• _Written task_
Copy out every line of the records where the string "ylabel" occurs.

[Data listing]
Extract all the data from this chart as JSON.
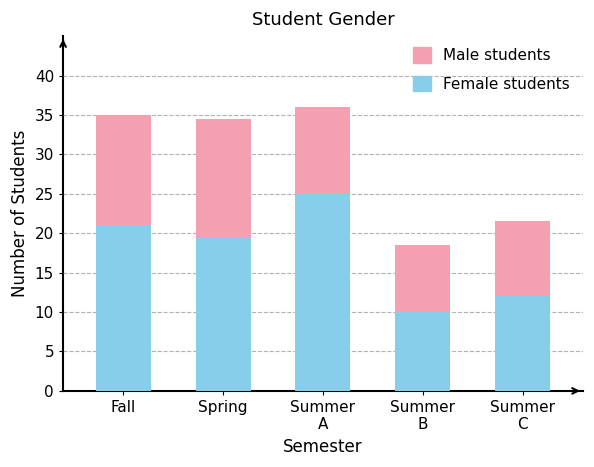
{
  "title": "Student Gender",
  "xlabel": "Semester",
  "ylabel": "Number of Students",
  "categories": [
    "Fall",
    "Spring",
    "Summer\nA",
    "Summer\nB",
    "Summer\nC"
  ],
  "female_values": [
    21,
    19.5,
    25,
    10,
    12
  ],
  "male_values": [
    14,
    15,
    11,
    8.5,
    9.5
  ],
  "female_color": "#87CEEB",
  "male_color": "#F4A0B0",
  "ylim": [
    0,
    45
  ],
  "yticks": [
    0,
    5,
    10,
    15,
    20,
    25,
    30,
    35,
    40
  ],
  "bar_width": 0.55,
  "legend_labels": [
    "Male students",
    "Female students"
  ],
  "title_fontsize": 13,
  "label_fontsize": 12,
  "tick_fontsize": 11,
  "bg_color": "#ffffff"
}
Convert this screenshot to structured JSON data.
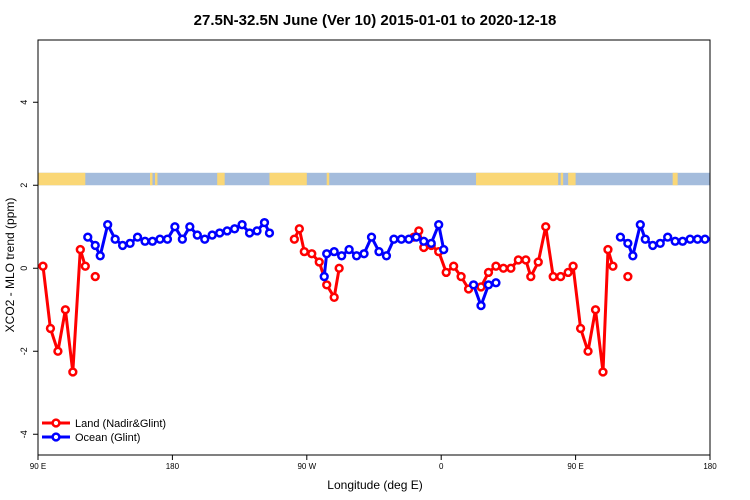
{
  "chart_data": {
    "type": "line",
    "title": "27.5N-32.5N June (Ver 10)   2015-01-01 to 2020-12-18",
    "xlabel": "Longitude (deg E)",
    "ylabel": "XCO2 - MLO trend (ppm)",
    "xlim": [
      -90,
      180
    ],
    "ylim": [
      -4.5,
      5.5
    ],
    "xticks": [
      {
        "value": -90,
        "label": "90 E"
      },
      {
        "value": -36,
        "label": "180"
      },
      {
        "value": 18,
        "label": "90 W"
      },
      {
        "value": 72,
        "label": "0"
      },
      {
        "value": 126,
        "label": "90 E"
      },
      {
        "value": 180,
        "label": "180"
      }
    ],
    "yticks": [
      -4,
      -2,
      0,
      2,
      4
    ],
    "legend": {
      "position": "bottom-left",
      "entries": [
        {
          "label": "Land (Nadir&Glint)",
          "color": "#ff0000"
        },
        {
          "label": "Ocean (Glint)",
          "color": "#0000ff"
        }
      ]
    },
    "surface_strip": {
      "y_range": [
        2.0,
        2.3
      ],
      "land_color": "#fad776",
      "ocean_color": "#a4bcdc",
      "land_segments": [
        [
          -90,
          -71
        ],
        [
          -45,
          -44
        ],
        [
          -43,
          -42
        ],
        [
          -18,
          -15
        ],
        [
          3,
          18
        ],
        [
          26,
          27
        ],
        [
          86,
          119
        ],
        [
          120,
          121
        ],
        [
          123,
          126
        ],
        [
          165,
          167
        ]
      ]
    },
    "series": [
      {
        "name": "Land (Nadir&Glint)",
        "color": "#ff0000",
        "segments": [
          [
            [
              -88,
              0.05
            ],
            [
              -85,
              -1.45
            ],
            [
              -82,
              -2.0
            ],
            [
              -79,
              -1.0
            ],
            [
              -76,
              -2.5
            ],
            [
              -73,
              0.45
            ],
            [
              -71,
              0.05
            ]
          ],
          [
            [
              -67,
              -0.2
            ]
          ],
          [
            [
              13,
              0.7
            ],
            [
              15,
              0.95
            ],
            [
              17,
              0.4
            ],
            [
              20,
              0.35
            ],
            [
              23,
              0.15
            ],
            [
              26,
              -0.4
            ],
            [
              29,
              -0.7
            ],
            [
              31,
              0.0
            ]
          ],
          [
            [
              61,
              0.75
            ],
            [
              63,
              0.9
            ],
            [
              65,
              0.5
            ],
            [
              68,
              0.55
            ],
            [
              71,
              0.4
            ],
            [
              74,
              -0.1
            ],
            [
              77,
              0.05
            ],
            [
              80,
              -0.2
            ],
            [
              83,
              -0.5
            ]
          ],
          [
            [
              88,
              -0.45
            ],
            [
              91,
              -0.1
            ],
            [
              94,
              0.05
            ],
            [
              97,
              0.0
            ],
            [
              100,
              0.0
            ],
            [
              103,
              0.2
            ],
            [
              106,
              0.2
            ],
            [
              108,
              -0.2
            ],
            [
              111,
              0.15
            ],
            [
              114,
              1.0
            ],
            [
              117,
              -0.2
            ],
            [
              120,
              -0.2
            ],
            [
              123,
              -0.1
            ],
            [
              125,
              0.05
            ],
            [
              128,
              -1.45
            ],
            [
              131,
              -2.0
            ],
            [
              134,
              -1.0
            ],
            [
              137,
              -2.5
            ],
            [
              139,
              0.45
            ],
            [
              141,
              0.05
            ]
          ],
          [
            [
              147,
              -0.2
            ]
          ]
        ]
      },
      {
        "name": "Ocean (Glint)",
        "color": "#0000ff",
        "segments": [
          [
            [
              -70,
              0.75
            ],
            [
              -67,
              0.55
            ],
            [
              -65,
              0.3
            ],
            [
              -62,
              1.05
            ],
            [
              -59,
              0.7
            ],
            [
              -56,
              0.55
            ],
            [
              -53,
              0.6
            ],
            [
              -50,
              0.75
            ],
            [
              -47,
              0.65
            ],
            [
              -44,
              0.65
            ],
            [
              -41,
              0.7
            ],
            [
              -38,
              0.7
            ],
            [
              -35,
              1.0
            ],
            [
              -32,
              0.7
            ],
            [
              -29,
              1.0
            ],
            [
              -26,
              0.8
            ],
            [
              -23,
              0.7
            ],
            [
              -20,
              0.8
            ],
            [
              -17,
              0.85
            ],
            [
              -14,
              0.9
            ],
            [
              -11,
              0.95
            ],
            [
              -8,
              1.05
            ],
            [
              -5,
              0.85
            ],
            [
              -2,
              0.9
            ],
            [
              1,
              1.1
            ],
            [
              3,
              0.85
            ]
          ],
          [
            [
              25,
              -0.2
            ],
            [
              26,
              0.35
            ],
            [
              29,
              0.4
            ],
            [
              32,
              0.3
            ],
            [
              35,
              0.45
            ],
            [
              38,
              0.3
            ],
            [
              41,
              0.35
            ],
            [
              44,
              0.75
            ],
            [
              47,
              0.4
            ],
            [
              50,
              0.3
            ],
            [
              53,
              0.7
            ],
            [
              56,
              0.7
            ],
            [
              59,
              0.7
            ],
            [
              62,
              0.75
            ],
            [
              65,
              0.65
            ],
            [
              68,
              0.6
            ],
            [
              71,
              1.05
            ],
            [
              73,
              0.45
            ]
          ],
          [
            [
              85,
              -0.4
            ],
            [
              88,
              -0.9
            ],
            [
              91,
              -0.4
            ],
            [
              94,
              -0.35
            ]
          ],
          [
            [
              144,
              0.75
            ],
            [
              147,
              0.6
            ],
            [
              149,
              0.3
            ],
            [
              152,
              1.05
            ],
            [
              154,
              0.7
            ],
            [
              157,
              0.55
            ],
            [
              160,
              0.6
            ],
            [
              163,
              0.75
            ],
            [
              166,
              0.65
            ],
            [
              169,
              0.65
            ],
            [
              172,
              0.7
            ],
            [
              175,
              0.7
            ],
            [
              178,
              0.7
            ]
          ]
        ]
      }
    ]
  }
}
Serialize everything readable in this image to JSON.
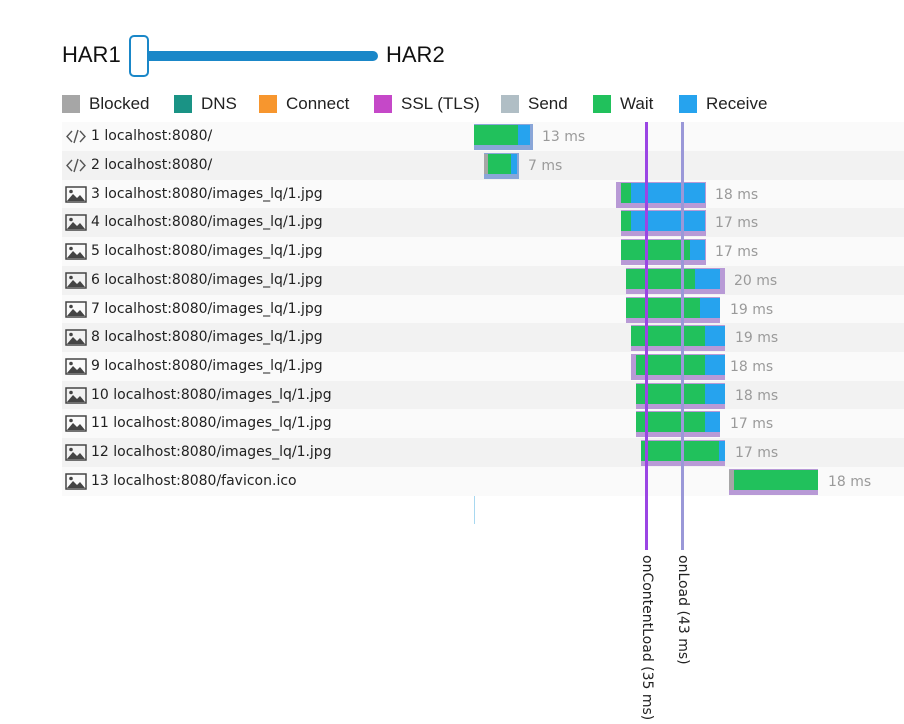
{
  "slider": {
    "left_label": "HAR1",
    "right_label": "HAR2"
  },
  "legend": [
    {
      "label": "Blocked",
      "color": "#a6a6a6"
    },
    {
      "label": "DNS",
      "color": "#1a9385"
    },
    {
      "label": "Connect",
      "color": "#f7962e"
    },
    {
      "label": "SSL (TLS)",
      "color": "#c548c8"
    },
    {
      "label": "Send",
      "color": "#b0bec5"
    },
    {
      "label": "Wait",
      "color": "#21c15c"
    },
    {
      "label": "Receive",
      "color": "#26a3ee"
    }
  ],
  "requests": [
    {
      "label": "1 localhost:8080/",
      "icon": "code-icon",
      "time": "13 ms"
    },
    {
      "label": "2 localhost:8080/",
      "icon": "code-icon",
      "time": "7 ms"
    },
    {
      "label": "3 localhost:8080/images_lq/1.jpg",
      "icon": "image-icon",
      "time": "18 ms"
    },
    {
      "label": "4 localhost:8080/images_lq/1.jpg",
      "icon": "image-icon",
      "time": "17 ms"
    },
    {
      "label": "5 localhost:8080/images_lq/1.jpg",
      "icon": "image-icon",
      "time": "17 ms"
    },
    {
      "label": "6 localhost:8080/images_lq/1.jpg",
      "icon": "image-icon",
      "time": "20 ms"
    },
    {
      "label": "7 localhost:8080/images_lq/1.jpg",
      "icon": "image-icon",
      "time": "19 ms"
    },
    {
      "label": "8 localhost:8080/images_lq/1.jpg",
      "icon": "image-icon",
      "time": "19 ms"
    },
    {
      "label": "9 localhost:8080/images_lq/1.jpg",
      "icon": "image-icon",
      "time": "18 ms"
    },
    {
      "label": "10 localhost:8080/images_lq/1.jpg",
      "icon": "image-icon",
      "time": "18 ms"
    },
    {
      "label": "11 localhost:8080/images_lq/1.jpg",
      "icon": "image-icon",
      "time": "17 ms"
    },
    {
      "label": "12 localhost:8080/images_lq/1.jpg",
      "icon": "image-icon",
      "time": "17 ms"
    },
    {
      "label": "13 localhost:8080/favicon.ico",
      "icon": "image-icon",
      "time": "18 ms"
    }
  ],
  "markers": {
    "content_load": {
      "label": "onContentLoad (35 ms)",
      "color": "#9b45e4"
    },
    "load": {
      "label": "onLoad (43 ms)",
      "color": "#9a98d8"
    }
  }
}
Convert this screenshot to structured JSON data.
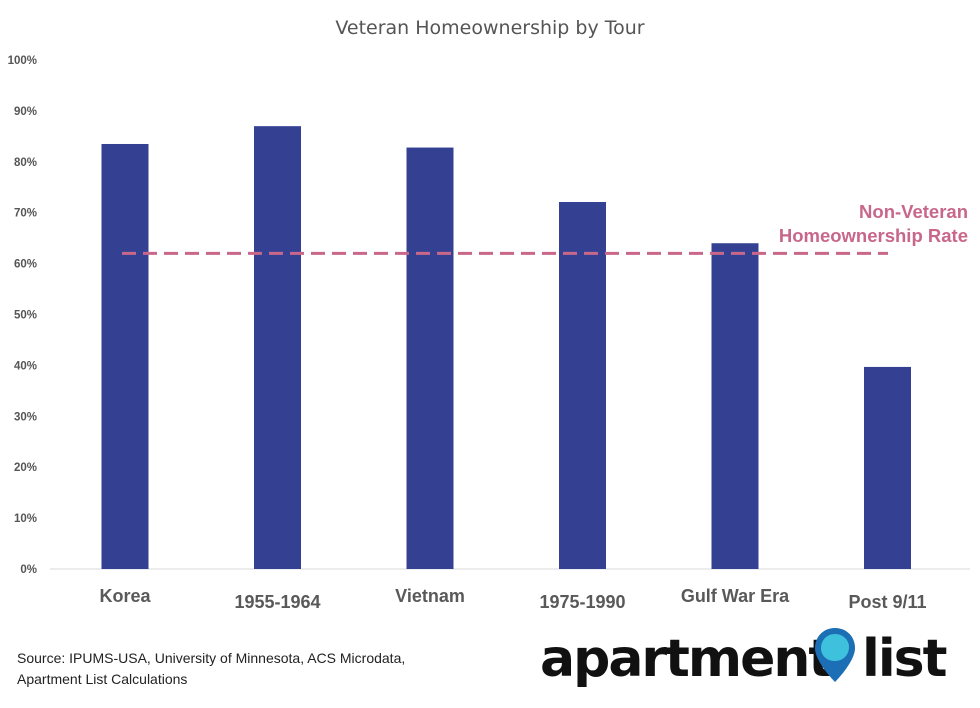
{
  "chart_data": {
    "type": "bar",
    "title": "Veteran Homeownership by Tour",
    "categories": [
      "Korea",
      "1955-1964",
      "Vietnam",
      "1975-1990",
      "Gulf War Era",
      "Post 9/11"
    ],
    "values": [
      83.5,
      87.0,
      82.8,
      72.1,
      64.0,
      39.7
    ],
    "ylim": [
      0,
      100
    ],
    "yticks": [
      "0%",
      "10%",
      "20%",
      "30%",
      "40%",
      "50%",
      "60%",
      "70%",
      "80%",
      "90%",
      "100%"
    ],
    "grid": false,
    "bar_color": "#344193",
    "reference_line": {
      "value": 62,
      "label_lines": [
        "Non-Veteran",
        "Homeownership Rate"
      ],
      "color": "#c8678a",
      "style": "dashed"
    }
  },
  "source": {
    "line1": "Source: IPUMS-USA, University of Minnesota, ACS Microdata,",
    "line2": "Apartment List Calculations"
  },
  "logo": {
    "word1": "apartment",
    "word2": "list",
    "pin_icon": "map-pin-icon",
    "pin_colors": [
      "#1c6fb5",
      "#3ec1dd"
    ]
  }
}
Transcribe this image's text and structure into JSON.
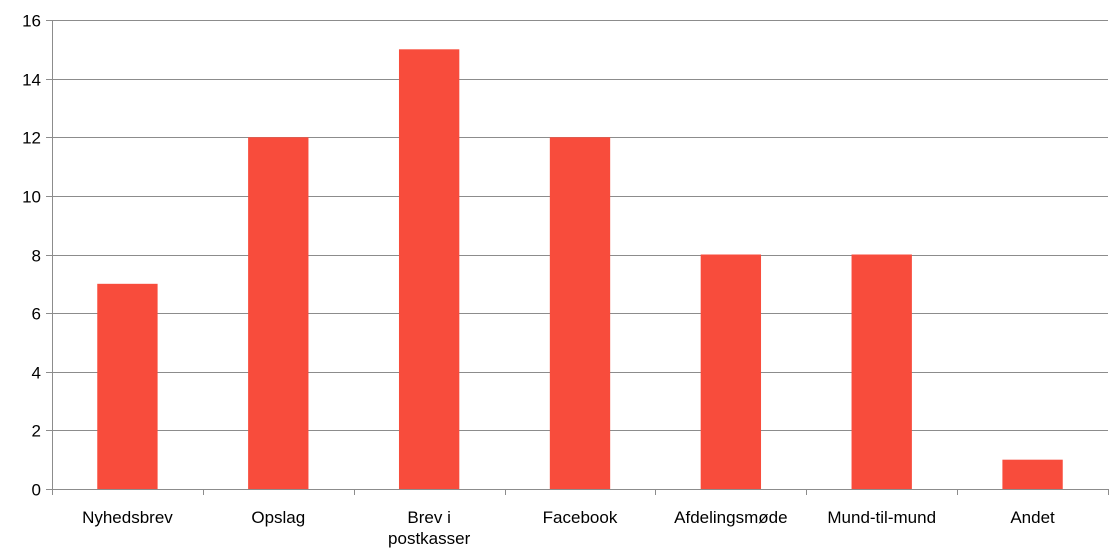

• _Answer to the exercise_
  "ylabel": "Number of Students",
    "ylabel": "XCO2 - MLO trend (ppm)",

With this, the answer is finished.